====== Stored records

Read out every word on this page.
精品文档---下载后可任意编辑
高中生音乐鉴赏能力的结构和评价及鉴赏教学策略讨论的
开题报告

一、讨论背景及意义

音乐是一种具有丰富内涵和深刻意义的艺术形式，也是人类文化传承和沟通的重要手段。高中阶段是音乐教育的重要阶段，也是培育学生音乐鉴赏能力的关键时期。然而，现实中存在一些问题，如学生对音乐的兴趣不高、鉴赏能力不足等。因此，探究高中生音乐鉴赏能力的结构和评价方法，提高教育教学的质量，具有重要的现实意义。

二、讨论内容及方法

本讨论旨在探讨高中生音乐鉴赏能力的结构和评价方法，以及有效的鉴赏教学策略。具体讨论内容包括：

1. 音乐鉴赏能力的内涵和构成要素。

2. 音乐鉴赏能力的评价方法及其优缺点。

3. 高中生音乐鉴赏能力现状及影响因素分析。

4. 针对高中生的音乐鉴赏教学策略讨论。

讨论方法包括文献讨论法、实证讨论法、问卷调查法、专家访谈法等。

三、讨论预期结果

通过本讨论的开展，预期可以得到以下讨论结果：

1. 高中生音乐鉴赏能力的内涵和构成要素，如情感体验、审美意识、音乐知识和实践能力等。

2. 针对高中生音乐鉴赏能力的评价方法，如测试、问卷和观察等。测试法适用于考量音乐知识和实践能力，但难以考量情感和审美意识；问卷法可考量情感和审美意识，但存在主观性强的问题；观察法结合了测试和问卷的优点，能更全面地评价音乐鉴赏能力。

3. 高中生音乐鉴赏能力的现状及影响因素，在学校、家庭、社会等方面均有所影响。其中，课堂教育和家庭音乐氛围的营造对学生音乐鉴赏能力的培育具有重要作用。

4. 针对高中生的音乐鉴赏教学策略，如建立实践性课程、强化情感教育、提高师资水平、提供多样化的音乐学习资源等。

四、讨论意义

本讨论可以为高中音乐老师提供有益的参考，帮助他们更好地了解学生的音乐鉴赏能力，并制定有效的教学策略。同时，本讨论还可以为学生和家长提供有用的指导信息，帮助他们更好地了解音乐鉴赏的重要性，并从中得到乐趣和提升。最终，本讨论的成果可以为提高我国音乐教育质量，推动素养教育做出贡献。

============
====== Stored records

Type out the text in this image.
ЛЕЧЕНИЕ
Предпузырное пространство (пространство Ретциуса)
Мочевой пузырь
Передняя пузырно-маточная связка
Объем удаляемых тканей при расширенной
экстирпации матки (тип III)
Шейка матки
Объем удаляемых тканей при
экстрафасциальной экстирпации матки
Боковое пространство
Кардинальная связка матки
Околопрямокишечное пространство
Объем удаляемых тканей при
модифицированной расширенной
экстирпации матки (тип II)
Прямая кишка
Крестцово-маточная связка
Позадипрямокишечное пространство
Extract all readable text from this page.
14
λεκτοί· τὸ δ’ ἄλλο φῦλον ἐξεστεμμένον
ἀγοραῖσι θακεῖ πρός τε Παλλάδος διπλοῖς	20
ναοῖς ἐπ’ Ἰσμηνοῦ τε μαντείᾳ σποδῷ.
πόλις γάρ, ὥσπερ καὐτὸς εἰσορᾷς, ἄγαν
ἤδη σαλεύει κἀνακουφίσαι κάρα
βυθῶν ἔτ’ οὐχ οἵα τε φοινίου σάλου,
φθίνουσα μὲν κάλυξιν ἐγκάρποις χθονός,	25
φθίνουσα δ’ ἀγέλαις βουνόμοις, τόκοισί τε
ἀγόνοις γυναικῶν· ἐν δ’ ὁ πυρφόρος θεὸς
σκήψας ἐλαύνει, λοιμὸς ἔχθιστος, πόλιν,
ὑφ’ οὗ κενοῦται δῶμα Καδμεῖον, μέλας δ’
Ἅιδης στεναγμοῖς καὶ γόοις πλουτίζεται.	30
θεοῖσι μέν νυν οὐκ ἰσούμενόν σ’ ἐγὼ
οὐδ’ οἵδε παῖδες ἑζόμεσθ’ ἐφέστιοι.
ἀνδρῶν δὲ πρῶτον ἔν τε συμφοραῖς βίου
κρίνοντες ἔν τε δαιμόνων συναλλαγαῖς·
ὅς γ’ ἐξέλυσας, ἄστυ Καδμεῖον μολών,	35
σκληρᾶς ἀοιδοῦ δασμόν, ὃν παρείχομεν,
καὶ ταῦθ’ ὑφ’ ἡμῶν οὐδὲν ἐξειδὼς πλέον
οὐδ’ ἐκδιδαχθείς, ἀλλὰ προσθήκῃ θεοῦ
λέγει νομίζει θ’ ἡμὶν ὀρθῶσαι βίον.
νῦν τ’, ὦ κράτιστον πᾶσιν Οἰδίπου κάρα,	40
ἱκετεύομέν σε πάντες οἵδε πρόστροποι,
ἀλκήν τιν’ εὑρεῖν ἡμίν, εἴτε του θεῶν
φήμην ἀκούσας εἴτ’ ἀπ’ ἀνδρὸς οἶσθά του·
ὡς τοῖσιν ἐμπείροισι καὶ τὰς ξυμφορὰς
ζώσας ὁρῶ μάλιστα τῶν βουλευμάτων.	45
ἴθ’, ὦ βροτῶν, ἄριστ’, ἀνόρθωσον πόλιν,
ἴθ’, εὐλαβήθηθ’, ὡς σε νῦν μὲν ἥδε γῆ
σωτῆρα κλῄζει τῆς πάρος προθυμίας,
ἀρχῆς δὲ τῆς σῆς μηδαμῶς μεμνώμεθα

============
====== Stored records

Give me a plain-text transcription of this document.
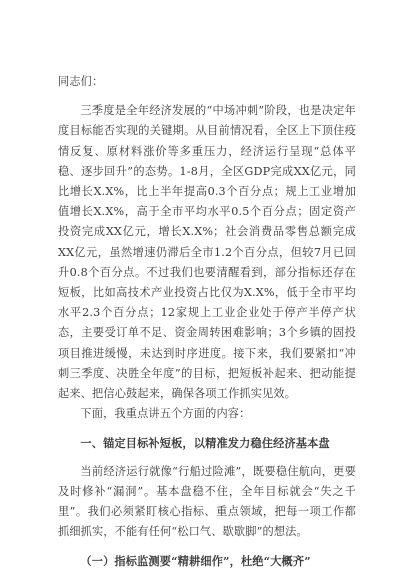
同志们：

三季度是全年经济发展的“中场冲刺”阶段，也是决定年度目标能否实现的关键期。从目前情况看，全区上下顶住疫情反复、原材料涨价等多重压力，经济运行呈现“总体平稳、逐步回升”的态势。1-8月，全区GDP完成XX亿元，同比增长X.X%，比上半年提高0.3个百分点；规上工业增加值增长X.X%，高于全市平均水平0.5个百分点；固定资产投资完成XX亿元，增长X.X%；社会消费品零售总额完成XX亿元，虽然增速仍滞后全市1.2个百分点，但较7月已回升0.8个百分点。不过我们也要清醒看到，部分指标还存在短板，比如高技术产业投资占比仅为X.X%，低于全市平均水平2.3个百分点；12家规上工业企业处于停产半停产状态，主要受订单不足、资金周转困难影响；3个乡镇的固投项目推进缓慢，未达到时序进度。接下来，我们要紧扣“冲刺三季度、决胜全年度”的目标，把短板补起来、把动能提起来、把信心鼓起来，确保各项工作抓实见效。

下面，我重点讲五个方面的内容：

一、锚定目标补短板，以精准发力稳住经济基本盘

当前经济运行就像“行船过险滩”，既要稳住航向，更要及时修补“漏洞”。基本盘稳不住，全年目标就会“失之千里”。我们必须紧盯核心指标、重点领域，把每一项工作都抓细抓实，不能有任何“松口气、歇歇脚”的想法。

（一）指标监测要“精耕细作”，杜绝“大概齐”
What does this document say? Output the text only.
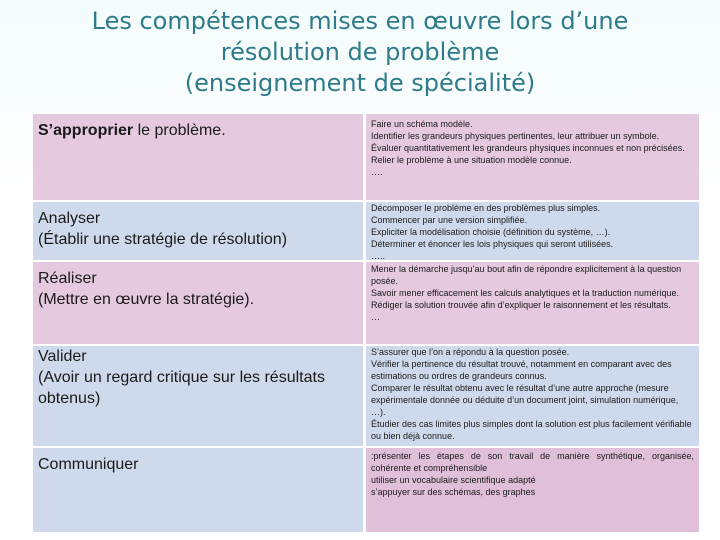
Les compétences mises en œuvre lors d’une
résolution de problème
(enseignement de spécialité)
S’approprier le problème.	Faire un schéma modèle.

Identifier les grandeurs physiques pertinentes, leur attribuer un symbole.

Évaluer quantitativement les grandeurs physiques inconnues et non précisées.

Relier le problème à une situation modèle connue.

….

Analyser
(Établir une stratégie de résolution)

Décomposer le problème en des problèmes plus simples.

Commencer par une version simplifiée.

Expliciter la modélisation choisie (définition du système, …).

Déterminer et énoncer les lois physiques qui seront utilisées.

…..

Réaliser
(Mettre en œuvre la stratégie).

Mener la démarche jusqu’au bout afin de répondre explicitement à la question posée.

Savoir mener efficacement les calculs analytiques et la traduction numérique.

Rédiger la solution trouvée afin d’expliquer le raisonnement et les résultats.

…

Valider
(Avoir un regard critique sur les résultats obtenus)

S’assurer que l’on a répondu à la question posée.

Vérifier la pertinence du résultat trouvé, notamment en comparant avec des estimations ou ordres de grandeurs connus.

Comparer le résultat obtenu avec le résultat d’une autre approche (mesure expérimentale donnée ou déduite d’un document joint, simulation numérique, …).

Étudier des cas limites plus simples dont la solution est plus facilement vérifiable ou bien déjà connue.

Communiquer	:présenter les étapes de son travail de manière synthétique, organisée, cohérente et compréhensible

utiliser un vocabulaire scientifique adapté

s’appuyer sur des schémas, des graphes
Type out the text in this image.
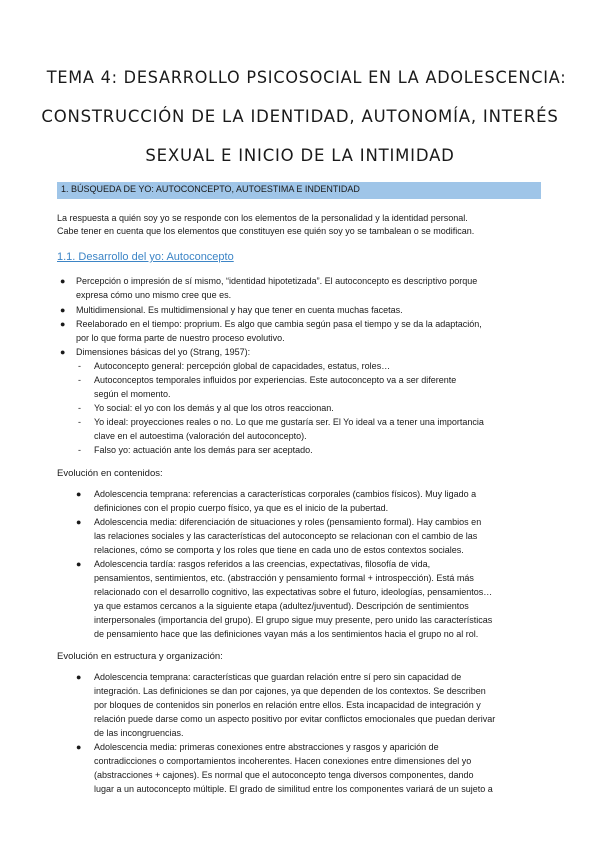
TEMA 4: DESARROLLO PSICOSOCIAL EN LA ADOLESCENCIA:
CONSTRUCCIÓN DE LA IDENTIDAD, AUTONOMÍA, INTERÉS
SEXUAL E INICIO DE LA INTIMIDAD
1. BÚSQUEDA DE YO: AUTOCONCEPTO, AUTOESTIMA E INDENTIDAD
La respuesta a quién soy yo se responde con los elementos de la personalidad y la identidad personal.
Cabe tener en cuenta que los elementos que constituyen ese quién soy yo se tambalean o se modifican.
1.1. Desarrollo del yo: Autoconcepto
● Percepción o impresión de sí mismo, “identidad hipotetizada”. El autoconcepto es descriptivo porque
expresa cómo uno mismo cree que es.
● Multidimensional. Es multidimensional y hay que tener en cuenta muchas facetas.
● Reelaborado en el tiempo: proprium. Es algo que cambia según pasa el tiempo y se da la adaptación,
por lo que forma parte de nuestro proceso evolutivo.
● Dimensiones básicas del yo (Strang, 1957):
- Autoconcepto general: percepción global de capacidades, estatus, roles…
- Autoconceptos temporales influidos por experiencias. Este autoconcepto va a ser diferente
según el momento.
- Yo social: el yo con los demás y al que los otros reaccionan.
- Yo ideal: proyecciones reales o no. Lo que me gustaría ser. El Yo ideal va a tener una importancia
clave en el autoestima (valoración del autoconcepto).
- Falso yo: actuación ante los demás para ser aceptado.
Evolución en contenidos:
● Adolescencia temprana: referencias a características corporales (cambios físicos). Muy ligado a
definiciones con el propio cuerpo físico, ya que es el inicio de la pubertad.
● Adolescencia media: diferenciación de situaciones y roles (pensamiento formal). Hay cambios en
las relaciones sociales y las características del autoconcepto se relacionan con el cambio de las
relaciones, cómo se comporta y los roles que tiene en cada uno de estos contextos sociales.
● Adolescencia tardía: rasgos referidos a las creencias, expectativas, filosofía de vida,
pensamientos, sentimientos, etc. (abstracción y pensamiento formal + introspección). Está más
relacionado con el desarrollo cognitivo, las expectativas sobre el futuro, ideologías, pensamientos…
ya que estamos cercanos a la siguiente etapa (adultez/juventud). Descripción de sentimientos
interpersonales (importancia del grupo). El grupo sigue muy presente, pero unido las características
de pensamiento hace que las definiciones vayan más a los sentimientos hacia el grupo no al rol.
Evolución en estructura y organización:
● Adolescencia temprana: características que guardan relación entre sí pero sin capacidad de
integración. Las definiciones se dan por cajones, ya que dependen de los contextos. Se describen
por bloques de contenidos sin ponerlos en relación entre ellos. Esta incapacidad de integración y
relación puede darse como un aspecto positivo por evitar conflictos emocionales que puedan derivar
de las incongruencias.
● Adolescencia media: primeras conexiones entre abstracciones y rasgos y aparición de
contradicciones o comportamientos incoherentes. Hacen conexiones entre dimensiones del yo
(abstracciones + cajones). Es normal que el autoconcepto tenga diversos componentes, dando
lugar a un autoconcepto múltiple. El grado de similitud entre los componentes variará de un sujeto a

============

* Written exercise: Show every line from the listing above in which the string "Evolución" appears.

* Result for this task:
Evolución en contenidos:
Evolución en estructura y organización:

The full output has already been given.